Collected data entries:

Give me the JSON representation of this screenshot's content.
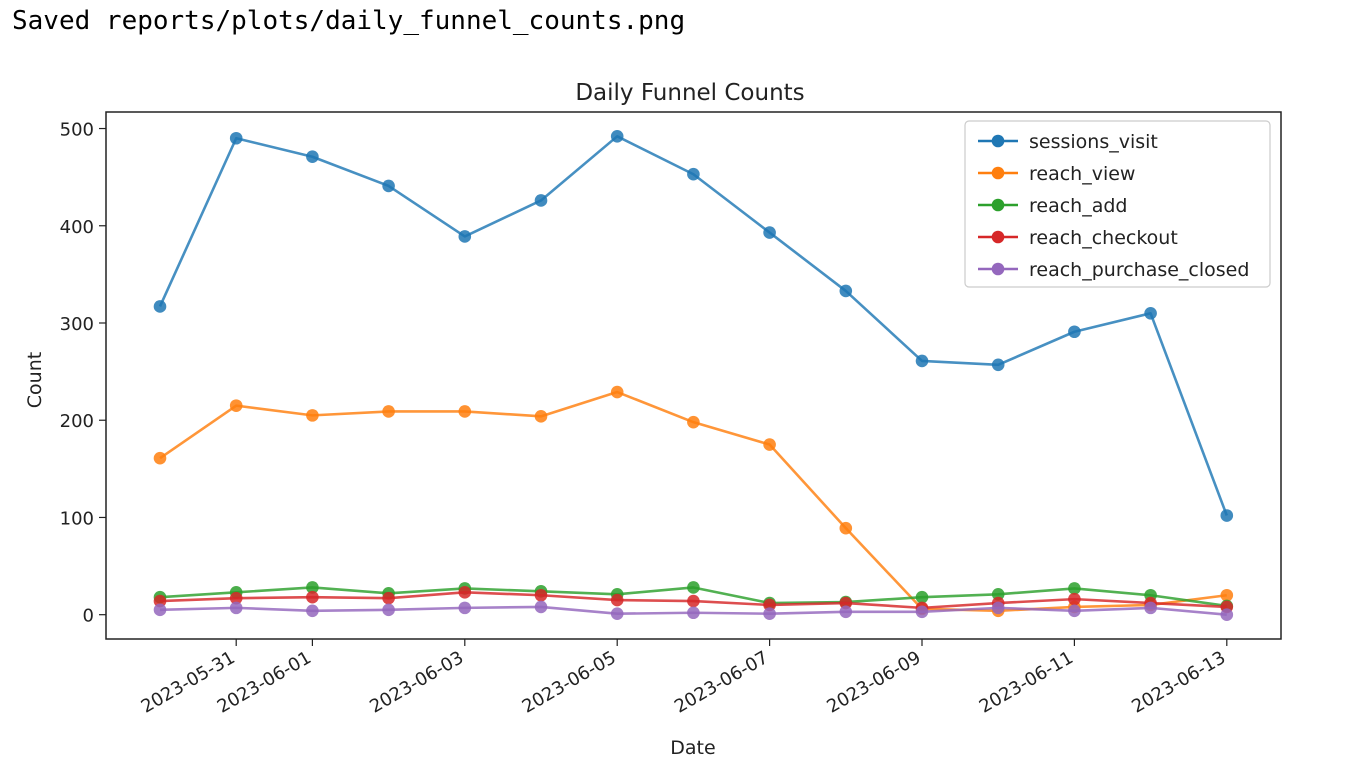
{
  "console": {
    "output": "Saved reports/plots/daily_funnel_counts.png"
  },
  "chart_data": {
    "type": "line",
    "title": "Daily Funnel Counts",
    "xlabel": "Date",
    "ylabel": "Count",
    "x": [
      "2023-05-30",
      "2023-05-31",
      "2023-06-01",
      "2023-06-02",
      "2023-06-03",
      "2023-06-04",
      "2023-06-05",
      "2023-06-06",
      "2023-06-07",
      "2023-06-08",
      "2023-06-09",
      "2023-06-10",
      "2023-06-11",
      "2023-06-12",
      "2023-06-13"
    ],
    "xticks": [
      "2023-05-31",
      "2023-06-01",
      "2023-06-03",
      "2023-06-05",
      "2023-06-07",
      "2023-06-09",
      "2023-06-11",
      "2023-06-13"
    ],
    "yticks": [
      0,
      100,
      200,
      300,
      400,
      500
    ],
    "ylim": [
      -25,
      517
    ],
    "grid": false,
    "legend_position": "top-right",
    "series": [
      {
        "name": "sessions_visit",
        "color": "#1f77b4",
        "values": [
          317,
          490,
          471,
          441,
          389,
          426,
          492,
          453,
          393,
          333,
          261,
          257,
          291,
          310,
          102
        ]
      },
      {
        "name": "reach_view",
        "color": "#ff7f0e",
        "values": [
          161,
          215,
          205,
          209,
          209,
          204,
          229,
          198,
          175,
          89,
          6,
          4,
          8,
          10,
          20
        ]
      },
      {
        "name": "reach_add",
        "color": "#2ca02c",
        "values": [
          18,
          23,
          28,
          22,
          27,
          24,
          21,
          28,
          12,
          13,
          18,
          21,
          27,
          20,
          9
        ]
      },
      {
        "name": "reach_checkout",
        "color": "#d62728",
        "values": [
          14,
          17,
          18,
          17,
          23,
          20,
          15,
          14,
          10,
          12,
          7,
          12,
          16,
          12,
          8
        ]
      },
      {
        "name": "reach_purchase_closed",
        "color": "#9467bd",
        "values": [
          5,
          7,
          4,
          5,
          7,
          8,
          1,
          2,
          1,
          3,
          3,
          7,
          4,
          7,
          0
        ]
      }
    ]
  }
}
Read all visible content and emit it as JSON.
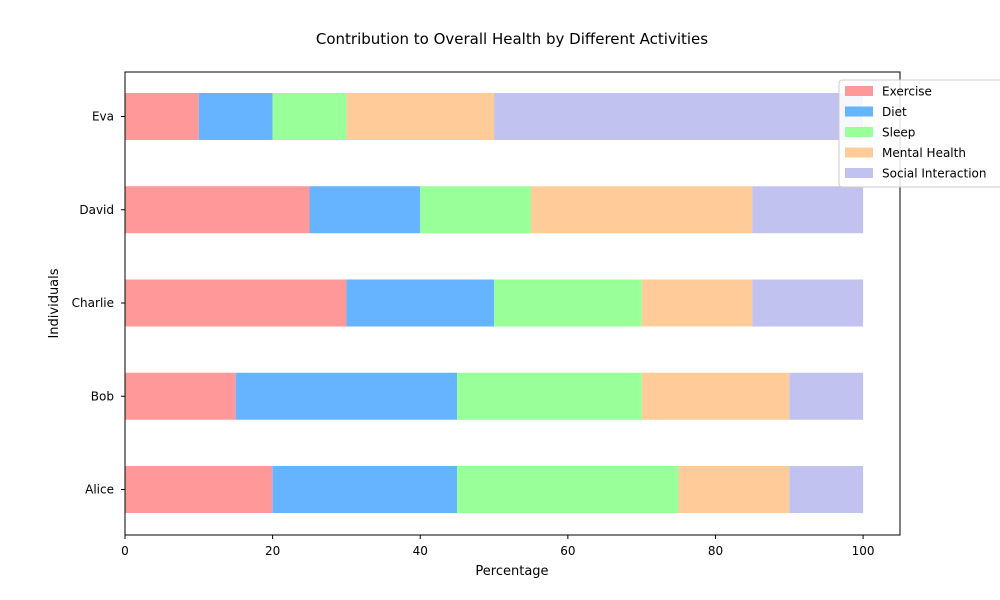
{
  "chart_data": {
    "type": "bar",
    "orientation": "horizontal",
    "stacked": true,
    "title": "Contribution to Overall Health by Different Activities",
    "xlabel": "Percentage",
    "ylabel": "Individuals",
    "xlim": [
      0,
      105
    ],
    "x_ticks": [
      "0",
      "20",
      "40",
      "60",
      "80",
      "100"
    ],
    "grid": false,
    "legend_position": "top-right",
    "categories": [
      "Alice",
      "Bob",
      "Charlie",
      "David",
      "Eva"
    ],
    "series": [
      {
        "name": "Exercise",
        "color": "#ff9999",
        "values": [
          20,
          15,
          30,
          25,
          10
        ]
      },
      {
        "name": "Diet",
        "color": "#66b3ff",
        "values": [
          25,
          30,
          20,
          15,
          10
        ]
      },
      {
        "name": "Sleep",
        "color": "#99ff99",
        "values": [
          30,
          25,
          20,
          15,
          10
        ]
      },
      {
        "name": "Mental Health",
        "color": "#ffcc99",
        "values": [
          15,
          20,
          15,
          30,
          20
        ]
      },
      {
        "name": "Social Interaction",
        "color": "#c2c2f0",
        "values": [
          10,
          10,
          15,
          15,
          50
        ]
      }
    ]
  }
}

▶ _EXERCISE DETAILS_
Look above for the line containing "Read all visible content and emit it as JSON."; output that line and all lines after it through the last one exactly, without the pictures.

▶ _TASK ANSWER_
Read all visible content and emit it as JSON.
{
  "chart_data": {
    "type": "bar",
    "orientation": "horizontal",
    "stacked": true,
    "title": "Contribution to Overall Health by Different Activities",
    "xlabel": "Percentage",
    "ylabel": "Individuals",
    "xlim": [
      0,
      105
    ],
    "x_ticks": [
      "0",
      "20",
      "40",
      "60",
      "80",
      "100"
    ],
    "grid": false,
    "legend_position": "top-right",
    "categories": [
      "Alice",
      "Bob",
      "Charlie",
      "David",
      "Eva"
    ],
    "series": [
      {
        "name": "Exercise",
        "color": "#ff9999",
        "values": [
          20,
          15,
          30,
          25,
          10
        ]
      },
      {
        "name": "Diet",
        "color": "#66b3ff",
        "values": [
          25,
          30,
          20,
          15,
          10
        ]
      },
      {
        "name": "Sleep",
        "color": "#99ff99",
        "values": [
          30,
          25,
          20,
          15,
          10
        ]
      },
      {
        "name": "Mental Health",
        "color": "#ffcc99",
        "values": [
          15,
          20,
          15,
          30,
          20
        ]
      },
      {
        "name": "Social Interaction",
        "color": "#c2c2f0",
        "values": [
          10,
          10,
          15,
          15,
          50
        ]
      }
    ]
  }
}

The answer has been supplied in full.